"""
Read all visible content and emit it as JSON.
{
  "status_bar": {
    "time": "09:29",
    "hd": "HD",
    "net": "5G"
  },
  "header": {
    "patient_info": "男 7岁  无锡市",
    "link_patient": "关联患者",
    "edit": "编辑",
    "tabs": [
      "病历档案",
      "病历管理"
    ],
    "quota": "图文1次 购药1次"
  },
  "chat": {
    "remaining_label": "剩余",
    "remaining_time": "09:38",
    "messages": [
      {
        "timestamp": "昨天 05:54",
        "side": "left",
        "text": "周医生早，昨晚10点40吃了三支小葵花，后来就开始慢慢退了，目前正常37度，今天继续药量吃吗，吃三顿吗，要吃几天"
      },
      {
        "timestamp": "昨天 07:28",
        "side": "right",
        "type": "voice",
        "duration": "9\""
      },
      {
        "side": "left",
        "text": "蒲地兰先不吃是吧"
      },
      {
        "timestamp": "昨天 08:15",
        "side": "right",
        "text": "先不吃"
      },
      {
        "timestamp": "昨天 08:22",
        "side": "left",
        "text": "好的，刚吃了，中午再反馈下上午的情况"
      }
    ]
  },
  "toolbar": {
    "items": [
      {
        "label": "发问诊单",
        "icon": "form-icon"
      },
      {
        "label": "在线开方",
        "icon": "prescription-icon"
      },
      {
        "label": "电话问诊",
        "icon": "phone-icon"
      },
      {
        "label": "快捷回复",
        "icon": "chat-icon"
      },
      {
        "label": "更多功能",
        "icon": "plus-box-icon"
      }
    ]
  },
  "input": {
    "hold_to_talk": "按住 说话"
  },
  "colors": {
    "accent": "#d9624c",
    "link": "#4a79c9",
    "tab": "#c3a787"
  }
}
"""
§ **Short task**: Tally the lines holding the string "text" and give only the count.

§ **Solution to this exercise**: 4